Look through the material below for "ganadores". Copy every line that contains it.
┄┄┄┄┄┄┄┄┄┄┄┄┄┄┄┄┄┄┄┄
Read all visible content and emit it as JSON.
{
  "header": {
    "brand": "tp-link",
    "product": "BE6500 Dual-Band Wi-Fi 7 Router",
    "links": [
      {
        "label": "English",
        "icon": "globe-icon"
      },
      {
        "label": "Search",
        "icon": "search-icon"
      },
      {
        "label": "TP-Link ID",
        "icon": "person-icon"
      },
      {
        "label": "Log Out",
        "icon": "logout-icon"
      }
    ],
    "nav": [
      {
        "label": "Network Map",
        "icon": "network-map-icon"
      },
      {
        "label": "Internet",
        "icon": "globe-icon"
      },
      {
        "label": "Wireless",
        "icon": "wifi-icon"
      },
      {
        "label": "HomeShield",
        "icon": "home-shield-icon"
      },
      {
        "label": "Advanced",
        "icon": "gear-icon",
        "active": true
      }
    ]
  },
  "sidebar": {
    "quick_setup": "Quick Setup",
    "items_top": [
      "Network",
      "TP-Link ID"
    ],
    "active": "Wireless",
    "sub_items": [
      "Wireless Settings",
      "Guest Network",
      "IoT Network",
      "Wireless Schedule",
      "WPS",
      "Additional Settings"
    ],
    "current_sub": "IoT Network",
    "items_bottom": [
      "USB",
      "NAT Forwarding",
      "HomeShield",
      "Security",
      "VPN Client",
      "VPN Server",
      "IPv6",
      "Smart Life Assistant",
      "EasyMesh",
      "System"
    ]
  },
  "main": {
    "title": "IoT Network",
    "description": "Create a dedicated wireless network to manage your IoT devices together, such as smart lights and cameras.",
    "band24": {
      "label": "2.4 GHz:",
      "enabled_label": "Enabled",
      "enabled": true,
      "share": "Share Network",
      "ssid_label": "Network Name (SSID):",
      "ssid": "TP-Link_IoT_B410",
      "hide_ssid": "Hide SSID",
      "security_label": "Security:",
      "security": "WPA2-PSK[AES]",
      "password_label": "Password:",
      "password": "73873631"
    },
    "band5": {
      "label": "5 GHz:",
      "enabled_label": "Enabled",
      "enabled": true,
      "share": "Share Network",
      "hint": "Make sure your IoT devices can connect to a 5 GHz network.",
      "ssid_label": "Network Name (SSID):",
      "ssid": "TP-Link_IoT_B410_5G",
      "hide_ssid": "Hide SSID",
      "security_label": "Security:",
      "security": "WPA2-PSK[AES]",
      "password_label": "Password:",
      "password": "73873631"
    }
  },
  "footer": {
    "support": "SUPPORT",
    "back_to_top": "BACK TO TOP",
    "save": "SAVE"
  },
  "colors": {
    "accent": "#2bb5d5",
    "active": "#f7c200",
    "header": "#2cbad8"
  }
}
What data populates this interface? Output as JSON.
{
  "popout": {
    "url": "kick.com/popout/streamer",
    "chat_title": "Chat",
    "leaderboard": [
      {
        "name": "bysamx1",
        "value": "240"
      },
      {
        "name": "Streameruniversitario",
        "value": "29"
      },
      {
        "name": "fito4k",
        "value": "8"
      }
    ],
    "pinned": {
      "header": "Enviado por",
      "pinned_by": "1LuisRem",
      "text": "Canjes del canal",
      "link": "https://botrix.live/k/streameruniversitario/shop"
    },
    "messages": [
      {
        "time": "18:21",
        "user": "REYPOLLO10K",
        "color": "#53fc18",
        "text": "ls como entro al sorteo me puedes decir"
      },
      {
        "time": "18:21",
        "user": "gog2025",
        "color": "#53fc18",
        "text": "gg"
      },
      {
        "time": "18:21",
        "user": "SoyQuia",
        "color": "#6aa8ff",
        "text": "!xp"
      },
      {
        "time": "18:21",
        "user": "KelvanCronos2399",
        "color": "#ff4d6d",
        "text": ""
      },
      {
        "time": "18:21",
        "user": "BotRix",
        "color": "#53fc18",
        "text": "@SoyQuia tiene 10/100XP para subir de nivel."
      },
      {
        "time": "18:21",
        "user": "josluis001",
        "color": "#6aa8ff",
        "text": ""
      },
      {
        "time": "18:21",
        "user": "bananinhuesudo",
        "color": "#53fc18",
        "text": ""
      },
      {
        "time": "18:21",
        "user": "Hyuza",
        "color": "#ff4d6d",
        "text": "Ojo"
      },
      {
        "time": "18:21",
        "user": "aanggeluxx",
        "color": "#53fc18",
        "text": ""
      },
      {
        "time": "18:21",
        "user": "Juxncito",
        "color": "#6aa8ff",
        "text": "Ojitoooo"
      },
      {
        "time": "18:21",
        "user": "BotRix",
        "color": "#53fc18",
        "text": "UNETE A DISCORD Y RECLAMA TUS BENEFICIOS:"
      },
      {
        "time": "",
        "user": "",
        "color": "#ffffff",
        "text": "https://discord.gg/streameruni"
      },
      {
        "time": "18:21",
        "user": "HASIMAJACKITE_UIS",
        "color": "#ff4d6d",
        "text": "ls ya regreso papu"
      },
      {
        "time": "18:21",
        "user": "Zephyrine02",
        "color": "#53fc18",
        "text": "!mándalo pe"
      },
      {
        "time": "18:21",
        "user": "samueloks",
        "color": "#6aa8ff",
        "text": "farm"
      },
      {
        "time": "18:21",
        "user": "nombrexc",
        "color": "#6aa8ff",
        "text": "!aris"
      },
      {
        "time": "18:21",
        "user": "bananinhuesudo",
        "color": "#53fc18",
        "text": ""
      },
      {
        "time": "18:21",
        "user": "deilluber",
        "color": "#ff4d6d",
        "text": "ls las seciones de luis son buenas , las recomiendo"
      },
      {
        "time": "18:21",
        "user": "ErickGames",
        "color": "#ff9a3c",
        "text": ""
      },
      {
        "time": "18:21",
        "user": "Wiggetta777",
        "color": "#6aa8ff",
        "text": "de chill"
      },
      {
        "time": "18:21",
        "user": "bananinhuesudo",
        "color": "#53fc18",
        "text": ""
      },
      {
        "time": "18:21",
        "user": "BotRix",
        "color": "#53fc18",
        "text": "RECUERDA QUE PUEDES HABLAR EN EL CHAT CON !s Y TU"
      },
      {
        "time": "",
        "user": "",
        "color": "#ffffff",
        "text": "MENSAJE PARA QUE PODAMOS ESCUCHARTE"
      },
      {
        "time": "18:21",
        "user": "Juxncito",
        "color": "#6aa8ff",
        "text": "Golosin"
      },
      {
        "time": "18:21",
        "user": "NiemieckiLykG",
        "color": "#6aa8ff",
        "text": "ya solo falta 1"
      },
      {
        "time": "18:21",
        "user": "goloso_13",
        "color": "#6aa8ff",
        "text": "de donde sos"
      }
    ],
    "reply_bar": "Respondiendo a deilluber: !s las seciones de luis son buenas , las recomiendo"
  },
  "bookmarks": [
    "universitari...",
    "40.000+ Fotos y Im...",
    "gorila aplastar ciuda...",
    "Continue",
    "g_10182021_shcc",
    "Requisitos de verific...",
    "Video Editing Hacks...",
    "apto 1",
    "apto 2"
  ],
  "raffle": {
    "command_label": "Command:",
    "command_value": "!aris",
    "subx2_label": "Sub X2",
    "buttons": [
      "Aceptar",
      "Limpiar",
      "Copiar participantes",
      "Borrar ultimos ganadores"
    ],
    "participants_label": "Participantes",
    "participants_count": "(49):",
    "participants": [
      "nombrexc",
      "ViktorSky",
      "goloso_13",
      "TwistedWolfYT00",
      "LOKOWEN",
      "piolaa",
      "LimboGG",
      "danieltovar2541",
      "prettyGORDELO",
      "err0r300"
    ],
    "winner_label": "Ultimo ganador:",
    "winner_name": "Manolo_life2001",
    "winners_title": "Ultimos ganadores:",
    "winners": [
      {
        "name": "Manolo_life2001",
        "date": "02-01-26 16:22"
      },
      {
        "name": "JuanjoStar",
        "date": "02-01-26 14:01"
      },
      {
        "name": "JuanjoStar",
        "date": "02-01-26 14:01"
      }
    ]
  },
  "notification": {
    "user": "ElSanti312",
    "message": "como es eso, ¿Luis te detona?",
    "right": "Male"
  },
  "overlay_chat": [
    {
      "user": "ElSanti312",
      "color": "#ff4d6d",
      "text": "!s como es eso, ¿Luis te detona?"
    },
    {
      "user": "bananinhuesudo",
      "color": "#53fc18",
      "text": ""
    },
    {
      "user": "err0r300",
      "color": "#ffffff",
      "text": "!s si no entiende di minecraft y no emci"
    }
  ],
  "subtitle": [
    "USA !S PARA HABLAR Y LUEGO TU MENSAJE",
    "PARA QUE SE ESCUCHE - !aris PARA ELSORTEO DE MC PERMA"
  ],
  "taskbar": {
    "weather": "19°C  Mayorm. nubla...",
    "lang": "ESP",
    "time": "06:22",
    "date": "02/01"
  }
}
┄┄┄┄┄┄┄┄┄┄┄┄┄┄┄┄┄┄┄┄
* [Result for this exercise]
      "Borrar ultimos ganadores"
    "winners_title": "Ultimos ganadores:",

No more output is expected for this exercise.